>> begin Record set
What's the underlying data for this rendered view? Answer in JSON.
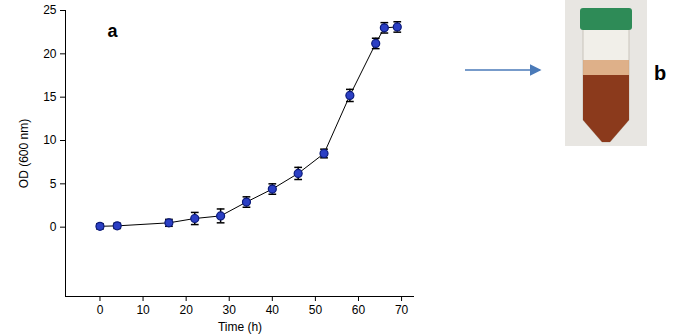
{
  "chart_data": {
    "type": "line",
    "x": [
      0,
      4,
      16,
      22,
      28,
      34,
      40,
      46,
      52,
      58,
      64,
      66,
      69
    ],
    "values": [
      0.1,
      0.15,
      0.5,
      1.0,
      1.3,
      2.9,
      4.4,
      6.2,
      8.5,
      15.2,
      21.2,
      23.0,
      23.1
    ],
    "errors": [
      0.3,
      0.3,
      0.4,
      0.7,
      0.8,
      0.6,
      0.6,
      0.7,
      0.5,
      0.7,
      0.6,
      0.6,
      0.6
    ],
    "color": "#2b3fc4",
    "marker": "circle",
    "xlabel": "Time (h)",
    "ylabel": "OD (600 nm)",
    "xlim": [
      -8,
      73
    ],
    "xticks": [
      0,
      10,
      20,
      30,
      40,
      50,
      60,
      70
    ],
    "ylim": [
      -8,
      25
    ],
    "yticks": [
      0,
      5,
      10,
      15,
      20,
      25
    ],
    "annotations": [
      "a",
      "b"
    ]
  }
}
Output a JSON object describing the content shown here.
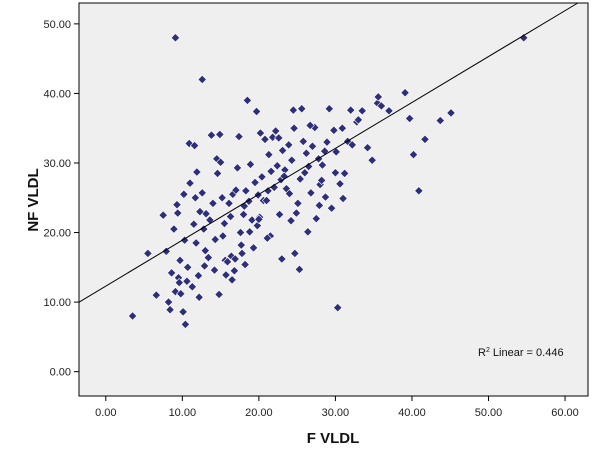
{
  "chart_data": {
    "type": "scatter",
    "xlabel": "F VLDL",
    "ylabel": "NF VLDL",
    "xlim": [
      -3.5,
      63
    ],
    "ylim": [
      -3.5,
      53
    ],
    "x_ticks": [
      "0.00",
      "10.00",
      "20.00",
      "30.00",
      "40.00",
      "50.00",
      "60.00"
    ],
    "y_ticks": [
      "0.00",
      "10.00",
      "20.00",
      "30.00",
      "40.00",
      "50.00"
    ],
    "grid": false,
    "annotation": {
      "prefix": "R",
      "sup": "2",
      "suffix": " Linear = 0.446"
    },
    "fit_line": {
      "intercept": 12.3,
      "slope": 0.66
    },
    "colors": {
      "point": "#2e2e7a",
      "plot_bg": "#efefef",
      "line": "#000000"
    },
    "points": [
      [
        9.1,
        48.0
      ],
      [
        54.6,
        48.0
      ],
      [
        12.6,
        42.0
      ],
      [
        3.5,
        8.0
      ],
      [
        5.5,
        17.0
      ],
      [
        6.6,
        11.0
      ],
      [
        7.5,
        22.5
      ],
      [
        7.9,
        17.3
      ],
      [
        8.2,
        10.0
      ],
      [
        8.4,
        8.9
      ],
      [
        8.6,
        14.2
      ],
      [
        8.9,
        20.5
      ],
      [
        9.1,
        11.5
      ],
      [
        9.3,
        24.0
      ],
      [
        9.4,
        22.8
      ],
      [
        9.5,
        13.5
      ],
      [
        9.7,
        16.0
      ],
      [
        9.8,
        11.2
      ],
      [
        10.1,
        8.6
      ],
      [
        10.2,
        25.5
      ],
      [
        10.4,
        6.8
      ],
      [
        10.6,
        13.0
      ],
      [
        10.7,
        15.0
      ],
      [
        10.9,
        32.8
      ],
      [
        11.0,
        27.1
      ],
      [
        11.3,
        12.2
      ],
      [
        11.5,
        21.2
      ],
      [
        11.6,
        32.5
      ],
      [
        11.7,
        25.0
      ],
      [
        11.8,
        18.5
      ],
      [
        12.1,
        13.8
      ],
      [
        12.3,
        23.0
      ],
      [
        12.6,
        25.7
      ],
      [
        12.8,
        20.5
      ],
      [
        13.0,
        17.4
      ],
      [
        13.1,
        22.7
      ],
      [
        13.4,
        16.4
      ],
      [
        13.8,
        34.0
      ],
      [
        14.0,
        24.2
      ],
      [
        14.2,
        14.6
      ],
      [
        14.5,
        30.6
      ],
      [
        14.8,
        11.1
      ],
      [
        14.9,
        34.1
      ],
      [
        15.0,
        30.1
      ],
      [
        15.2,
        25.0
      ],
      [
        15.3,
        19.5
      ],
      [
        15.5,
        21.3
      ],
      [
        15.6,
        16.0
      ],
      [
        15.9,
        15.8
      ],
      [
        16.1,
        24.2
      ],
      [
        16.3,
        22.3
      ],
      [
        16.4,
        16.6
      ],
      [
        16.6,
        25.5
      ],
      [
        16.8,
        14.5
      ],
      [
        17.0,
        26.1
      ],
      [
        17.2,
        29.3
      ],
      [
        17.4,
        33.8
      ],
      [
        17.6,
        20.0
      ],
      [
        17.8,
        17.0
      ],
      [
        18.0,
        22.6
      ],
      [
        18.1,
        23.8
      ],
      [
        18.3,
        26.0
      ],
      [
        18.5,
        39.0
      ],
      [
        18.7,
        24.5
      ],
      [
        18.9,
        29.8
      ],
      [
        19.1,
        21.8
      ],
      [
        19.3,
        17.8
      ],
      [
        19.5,
        27.2
      ],
      [
        19.7,
        37.4
      ],
      [
        19.9,
        25.4
      ],
      [
        20.1,
        22.2
      ],
      [
        20.4,
        28.0
      ],
      [
        20.6,
        24.6
      ],
      [
        20.8,
        33.4
      ],
      [
        21.0,
        24.6
      ],
      [
        21.3,
        31.2
      ],
      [
        21.5,
        19.5
      ],
      [
        21.6,
        28.8
      ],
      [
        21.8,
        33.7
      ],
      [
        22.0,
        26.5
      ],
      [
        22.2,
        34.6
      ],
      [
        22.4,
        29.6
      ],
      [
        22.7,
        22.6
      ],
      [
        22.9,
        27.6
      ],
      [
        23.1,
        31.8
      ],
      [
        23.4,
        29.0
      ],
      [
        23.6,
        26.3
      ],
      [
        23.9,
        32.6
      ],
      [
        24.0,
        25.6
      ],
      [
        24.2,
        21.7
      ],
      [
        24.5,
        37.6
      ],
      [
        24.7,
        17.0
      ],
      [
        24.9,
        22.8
      ],
      [
        25.1,
        24.2
      ],
      [
        25.4,
        27.7
      ],
      [
        25.6,
        37.8
      ],
      [
        25.8,
        33.1
      ],
      [
        26.0,
        28.6
      ],
      [
        26.2,
        31.4
      ],
      [
        26.5,
        29.5
      ],
      [
        26.8,
        25.7
      ],
      [
        27.0,
        32.4
      ],
      [
        27.3,
        35.1
      ],
      [
        27.5,
        22.0
      ],
      [
        27.8,
        30.6
      ],
      [
        28.0,
        26.9
      ],
      [
        28.3,
        29.7
      ],
      [
        28.6,
        31.7
      ],
      [
        28.9,
        33.0
      ],
      [
        29.2,
        37.8
      ],
      [
        29.5,
        23.5
      ],
      [
        29.8,
        34.7
      ],
      [
        30.1,
        31.6
      ],
      [
        30.3,
        9.2
      ],
      [
        30.6,
        27.0
      ],
      [
        30.9,
        35.0
      ],
      [
        31.2,
        28.5
      ],
      [
        31.6,
        33.1
      ],
      [
        32.0,
        37.6
      ],
      [
        32.2,
        32.6
      ],
      [
        32.8,
        35.9
      ],
      [
        33.5,
        37.5
      ],
      [
        34.2,
        32.2
      ],
      [
        34.8,
        30.4
      ],
      [
        35.5,
        38.6
      ],
      [
        36.0,
        38.2
      ],
      [
        37.0,
        37.5
      ],
      [
        39.1,
        40.1
      ],
      [
        39.7,
        36.4
      ],
      [
        40.2,
        31.2
      ],
      [
        40.9,
        26.0
      ],
      [
        41.7,
        33.4
      ],
      [
        43.7,
        36.1
      ],
      [
        45.1,
        37.2
      ],
      [
        9.6,
        12.8
      ],
      [
        10.3,
        18.9
      ],
      [
        11.9,
        28.7
      ],
      [
        12.2,
        10.7
      ],
      [
        13.6,
        21.8
      ],
      [
        14.3,
        19.0
      ],
      [
        15.7,
        13.9
      ],
      [
        16.9,
        16.2
      ],
      [
        17.7,
        18.2
      ],
      [
        18.2,
        15.4
      ],
      [
        19.8,
        21.0
      ],
      [
        20.2,
        34.3
      ],
      [
        21.2,
        26.0
      ],
      [
        22.6,
        33.6
      ],
      [
        23.0,
        16.2
      ],
      [
        24.3,
        30.4
      ],
      [
        25.3,
        14.7
      ],
      [
        26.7,
        35.4
      ],
      [
        27.9,
        23.9
      ],
      [
        28.7,
        25.1
      ],
      [
        30.0,
        28.6
      ],
      [
        31.0,
        24.9
      ],
      [
        33.0,
        36.2
      ],
      [
        35.6,
        39.5
      ],
      [
        12.9,
        15.2
      ],
      [
        14.6,
        28.5
      ],
      [
        16.5,
        13.2
      ],
      [
        18.8,
        20.1
      ],
      [
        20.0,
        21.9
      ],
      [
        21.1,
        19.2
      ],
      [
        23.3,
        28.1
      ],
      [
        24.6,
        35.0
      ],
      [
        26.4,
        20.1
      ],
      [
        28.2,
        27.5
      ]
    ]
  }
}
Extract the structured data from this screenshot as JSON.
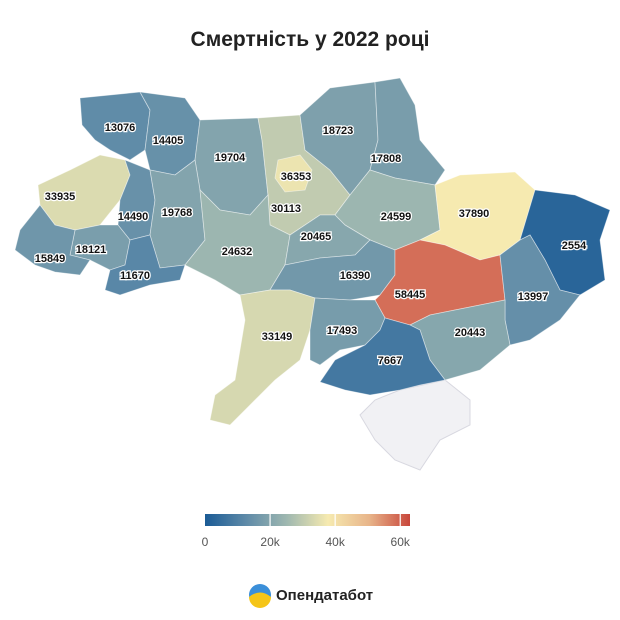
{
  "chart_data": {
    "type": "choropleth",
    "title": "Смертність у 2022 році",
    "values": [
      13076,
      14405,
      19704,
      36353,
      30113,
      18723,
      17808,
      33935,
      14490,
      19768,
      24599,
      37890,
      2554,
      18121,
      15849,
      11670,
      24632,
      20465,
      16390,
      58445,
      13997,
      33149,
      17493,
      20443,
      7667
    ],
    "colorscale": {
      "lim": [
        0,
        63000
      ],
      "ticks": [
        0,
        {
          "value": 20000,
          "label": "20k"
        },
        {
          "value": 40000,
          "label": "40k"
        },
        {
          "value": 60000,
          "label": "60k"
        }
      ],
      "colors": [
        "#1b5b95",
        "#5e8aa8",
        "#9fb8b0",
        "#f6eab0",
        "#e8b58a",
        "#c8463b"
      ]
    }
  },
  "brand": "Опендатабот"
}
>> end Record set
→ **Exercise description**
With pictures left out, extract the lines from the one containing "Extract the structured" to the end of the material above, both included, exactly as written.

→ **The answer**
Extract the structured data from this screenshot as JSON.
{
  "chart_data": {
    "type": "choropleth",
    "title": "Смертність у 2022 році",
    "values": [
      13076,
      14405,
      19704,
      36353,
      30113,
      18723,
      17808,
      33935,
      14490,
      19768,
      24599,
      37890,
      2554,
      18121,
      15849,
      11670,
      24632,
      20465,
      16390,
      58445,
      13997,
      33149,
      17493,
      20443,
      7667
    ],
    "colorscale": {
      "lim": [
        0,
        63000
      ],
      "ticks": [
        0,
        {
          "value": 20000,
          "label": "20k"
        },
        {
          "value": 40000,
          "label": "40k"
        },
        {
          "value": 60000,
          "label": "60k"
        }
      ],
      "colors": [
        "#1b5b95",
        "#5e8aa8",
        "#9fb8b0",
        "#f6eab0",
        "#e8b58a",
        "#c8463b"
      ]
    }
  },
  "brand": "Опендатабот"
}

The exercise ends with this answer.